▶ _Record set_:
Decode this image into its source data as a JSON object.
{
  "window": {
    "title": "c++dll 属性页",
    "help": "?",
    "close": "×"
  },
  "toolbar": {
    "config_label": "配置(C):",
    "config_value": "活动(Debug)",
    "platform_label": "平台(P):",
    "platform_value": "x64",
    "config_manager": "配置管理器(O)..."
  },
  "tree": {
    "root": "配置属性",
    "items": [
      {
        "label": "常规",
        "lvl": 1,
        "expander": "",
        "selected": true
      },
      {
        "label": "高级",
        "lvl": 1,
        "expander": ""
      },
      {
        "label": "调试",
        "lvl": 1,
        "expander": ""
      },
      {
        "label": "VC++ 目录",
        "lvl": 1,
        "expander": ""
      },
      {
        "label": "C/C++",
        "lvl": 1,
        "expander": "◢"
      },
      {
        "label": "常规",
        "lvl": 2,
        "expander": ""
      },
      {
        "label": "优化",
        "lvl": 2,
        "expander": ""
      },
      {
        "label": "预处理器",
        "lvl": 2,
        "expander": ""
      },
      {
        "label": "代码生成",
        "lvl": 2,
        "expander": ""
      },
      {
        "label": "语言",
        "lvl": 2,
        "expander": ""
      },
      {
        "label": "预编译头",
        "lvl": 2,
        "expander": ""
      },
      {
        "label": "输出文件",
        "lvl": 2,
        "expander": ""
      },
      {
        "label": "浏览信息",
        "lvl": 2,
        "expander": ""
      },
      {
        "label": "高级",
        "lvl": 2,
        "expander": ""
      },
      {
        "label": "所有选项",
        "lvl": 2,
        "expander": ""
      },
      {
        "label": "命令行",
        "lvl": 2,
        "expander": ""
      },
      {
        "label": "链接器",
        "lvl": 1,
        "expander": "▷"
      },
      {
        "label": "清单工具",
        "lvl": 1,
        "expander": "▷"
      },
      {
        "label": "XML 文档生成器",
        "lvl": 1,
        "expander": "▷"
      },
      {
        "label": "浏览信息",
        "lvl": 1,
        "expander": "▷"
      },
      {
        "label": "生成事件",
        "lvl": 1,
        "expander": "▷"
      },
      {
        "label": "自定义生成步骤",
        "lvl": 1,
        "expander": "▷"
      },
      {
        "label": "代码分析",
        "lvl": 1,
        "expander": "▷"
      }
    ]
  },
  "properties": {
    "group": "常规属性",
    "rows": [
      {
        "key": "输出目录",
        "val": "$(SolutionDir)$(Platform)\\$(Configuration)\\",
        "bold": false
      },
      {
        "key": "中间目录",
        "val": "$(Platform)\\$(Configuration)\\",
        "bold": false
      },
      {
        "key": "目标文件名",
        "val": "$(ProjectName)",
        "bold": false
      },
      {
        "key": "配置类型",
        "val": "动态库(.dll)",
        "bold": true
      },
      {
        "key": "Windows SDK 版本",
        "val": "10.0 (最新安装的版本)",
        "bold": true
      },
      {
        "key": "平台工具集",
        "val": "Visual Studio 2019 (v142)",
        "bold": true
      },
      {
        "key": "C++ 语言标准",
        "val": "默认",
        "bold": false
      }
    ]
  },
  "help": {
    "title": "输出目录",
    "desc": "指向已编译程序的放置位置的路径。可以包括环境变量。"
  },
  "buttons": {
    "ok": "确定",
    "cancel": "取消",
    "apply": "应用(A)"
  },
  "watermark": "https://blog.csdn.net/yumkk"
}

▶ _Task to complete_: Extract each line from the listing above, please, and repeat it exactly.

▶ _Result_:
Decode this image into its source data as a JSON object.
{
  "window": {
    "title": "c++dll 属性页",
    "help": "?",
    "close": "×"
  },
  "toolbar": {
    "config_label": "配置(C):",
    "config_value": "活动(Debug)",
    "platform_label": "平台(P):",
    "platform_value": "x64",
    "config_manager": "配置管理器(O)..."
  },
  "tree": {
    "root": "配置属性",
    "items": [
      {
        "label": "常规",
        "lvl": 1,
        "expander": "",
        "selected": true
      },
      {
        "label": "高级",
        "lvl": 1,
        "expander": ""
      },
      {
        "label": "调试",
        "lvl": 1,
        "expander": ""
      },
      {
        "label": "VC++ 目录",
        "lvl": 1,
        "expander": ""
      },
      {
        "label": "C/C++",
        "lvl": 1,
        "expander": "◢"
      },
      {
        "label": "常规",
        "lvl": 2,
        "expander": ""
      },
      {
        "label": "优化",
        "lvl": 2,
        "expander": ""
      },
      {
        "label": "预处理器",
        "lvl": 2,
        "expander": ""
      },
      {
        "label": "代码生成",
        "lvl": 2,
        "expander": ""
      },
      {
        "label": "语言",
        "lvl": 2,
        "expander": ""
      },
      {
        "label": "预编译头",
        "lvl": 2,
        "expander": ""
      },
      {
        "label": "输出文件",
        "lvl": 2,
        "expander": ""
      },
      {
        "label": "浏览信息",
        "lvl": 2,
        "expander": ""
      },
      {
        "label": "高级",
        "lvl": 2,
        "expander": ""
      },
      {
        "label": "所有选项",
        "lvl": 2,
        "expander": ""
      },
      {
        "label": "命令行",
        "lvl": 2,
        "expander": ""
      },
      {
        "label": "链接器",
        "lvl": 1,
        "expander": "▷"
      },
      {
        "label": "清单工具",
        "lvl": 1,
        "expander": "▷"
      },
      {
        "label": "XML 文档生成器",
        "lvl": 1,
        "expander": "▷"
      },
      {
        "label": "浏览信息",
        "lvl": 1,
        "expander": "▷"
      },
      {
        "label": "生成事件",
        "lvl": 1,
        "expander": "▷"
      },
      {
        "label": "自定义生成步骤",
        "lvl": 1,
        "expander": "▷"
      },
      {
        "label": "代码分析",
        "lvl": 1,
        "expander": "▷"
      }
    ]
  },
  "properties": {
    "group": "常规属性",
    "rows": [
      {
        "key": "输出目录",
        "val": "$(SolutionDir)$(Platform)\\$(Configuration)\\",
        "bold": false
      },
      {
        "key": "中间目录",
        "val": "$(Platform)\\$(Configuration)\\",
        "bold": false
      },
      {
        "key": "目标文件名",
        "val": "$(ProjectName)",
        "bold": false
      },
      {
        "key": "配置类型",
        "val": "动态库(.dll)",
        "bold": true
      },
      {
        "key": "Windows SDK 版本",
        "val": "10.0 (最新安装的版本)",
        "bold": true
      },
      {
        "key": "平台工具集",
        "val": "Visual Studio 2019 (v142)",
        "bold": true
      },
      {
        "key": "C++ 语言标准",
        "val": "默认",
        "bold": false
      }
    ]
  },
  "help": {
    "title": "输出目录",
    "desc": "指向已编译程序的放置位置的路径。可以包括环境变量。"
  },
  "buttons": {
    "ok": "确定",
    "cancel": "取消",
    "apply": "应用(A)"
  },
  "watermark": "https://blog.csdn.net/yumkk"
}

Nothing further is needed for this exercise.